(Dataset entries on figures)
▬▬▬▬▬▬▬▬▬▬

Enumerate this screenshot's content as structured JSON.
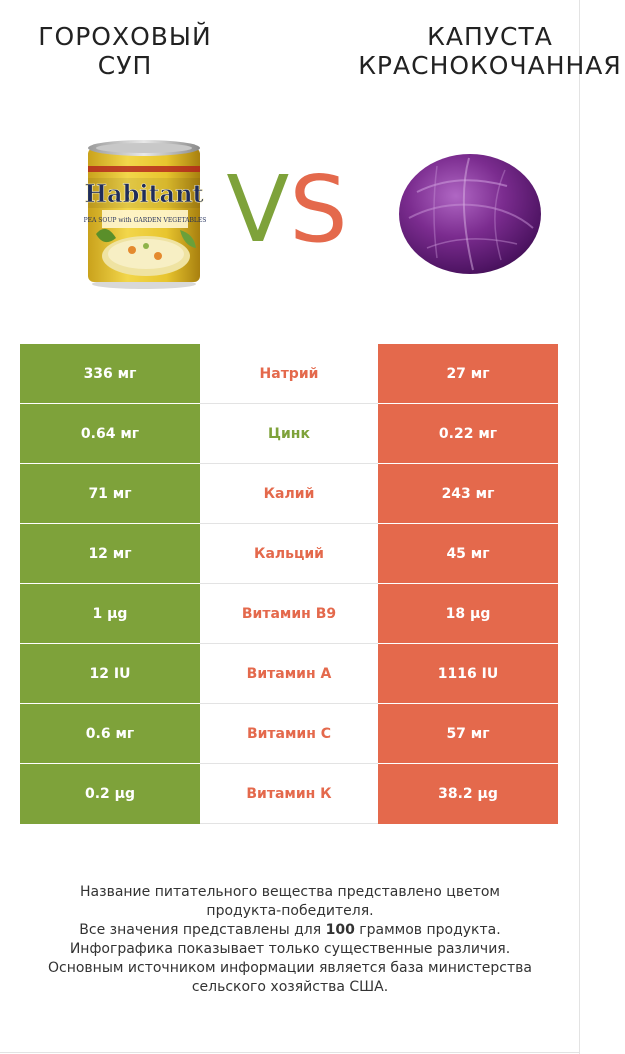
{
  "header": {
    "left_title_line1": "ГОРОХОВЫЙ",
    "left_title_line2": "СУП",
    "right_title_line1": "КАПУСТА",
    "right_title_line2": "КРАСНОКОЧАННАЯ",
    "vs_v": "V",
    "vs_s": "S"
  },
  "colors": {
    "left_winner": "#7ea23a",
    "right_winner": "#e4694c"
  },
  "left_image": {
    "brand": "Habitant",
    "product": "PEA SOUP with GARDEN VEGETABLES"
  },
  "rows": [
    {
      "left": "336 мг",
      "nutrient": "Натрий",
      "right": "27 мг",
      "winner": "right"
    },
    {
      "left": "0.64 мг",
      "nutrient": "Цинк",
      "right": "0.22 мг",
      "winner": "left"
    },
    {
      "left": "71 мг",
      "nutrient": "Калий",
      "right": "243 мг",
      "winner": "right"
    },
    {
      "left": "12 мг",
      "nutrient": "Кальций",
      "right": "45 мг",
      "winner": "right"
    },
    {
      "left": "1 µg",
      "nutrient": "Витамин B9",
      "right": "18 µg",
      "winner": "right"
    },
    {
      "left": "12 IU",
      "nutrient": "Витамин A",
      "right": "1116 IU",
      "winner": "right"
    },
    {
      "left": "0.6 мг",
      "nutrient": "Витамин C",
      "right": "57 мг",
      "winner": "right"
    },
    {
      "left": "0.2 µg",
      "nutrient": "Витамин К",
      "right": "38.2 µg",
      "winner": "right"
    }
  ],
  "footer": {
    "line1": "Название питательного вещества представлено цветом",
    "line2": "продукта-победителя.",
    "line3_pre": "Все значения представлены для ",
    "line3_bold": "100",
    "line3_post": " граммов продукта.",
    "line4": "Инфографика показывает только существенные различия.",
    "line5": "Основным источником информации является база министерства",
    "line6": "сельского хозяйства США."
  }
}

▬▬▬▬▬▬▬▬▬▬

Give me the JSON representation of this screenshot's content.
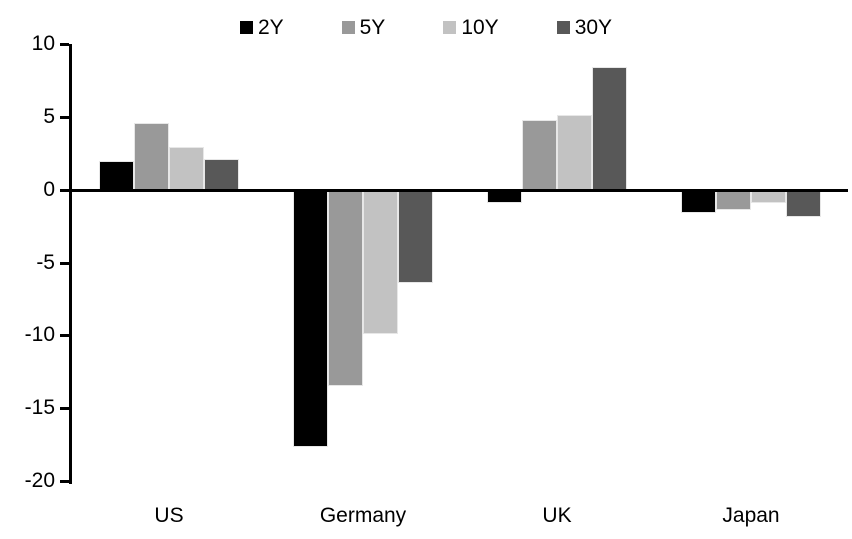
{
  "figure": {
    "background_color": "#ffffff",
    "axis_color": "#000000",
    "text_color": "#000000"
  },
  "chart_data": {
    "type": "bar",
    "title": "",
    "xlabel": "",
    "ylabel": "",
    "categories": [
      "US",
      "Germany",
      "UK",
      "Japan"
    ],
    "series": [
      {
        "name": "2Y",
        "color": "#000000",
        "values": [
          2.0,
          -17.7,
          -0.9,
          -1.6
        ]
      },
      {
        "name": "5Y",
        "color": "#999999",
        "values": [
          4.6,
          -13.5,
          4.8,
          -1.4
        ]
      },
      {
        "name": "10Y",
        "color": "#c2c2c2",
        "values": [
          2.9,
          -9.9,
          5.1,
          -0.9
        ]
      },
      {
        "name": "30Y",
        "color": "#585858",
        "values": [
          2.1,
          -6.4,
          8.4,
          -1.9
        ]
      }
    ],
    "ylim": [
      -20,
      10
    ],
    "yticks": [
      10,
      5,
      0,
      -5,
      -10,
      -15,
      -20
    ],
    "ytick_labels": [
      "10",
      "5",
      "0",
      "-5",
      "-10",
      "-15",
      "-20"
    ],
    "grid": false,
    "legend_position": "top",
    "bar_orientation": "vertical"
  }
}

▬▬▬▬▬▬▬▬▬▬

Set exercise → Copy in full each line that holds the word "screenshot".

Solution to this task →
Enumerate this screenshot's content as structured JSON.
Give me the JSON representation of this screenshot's content.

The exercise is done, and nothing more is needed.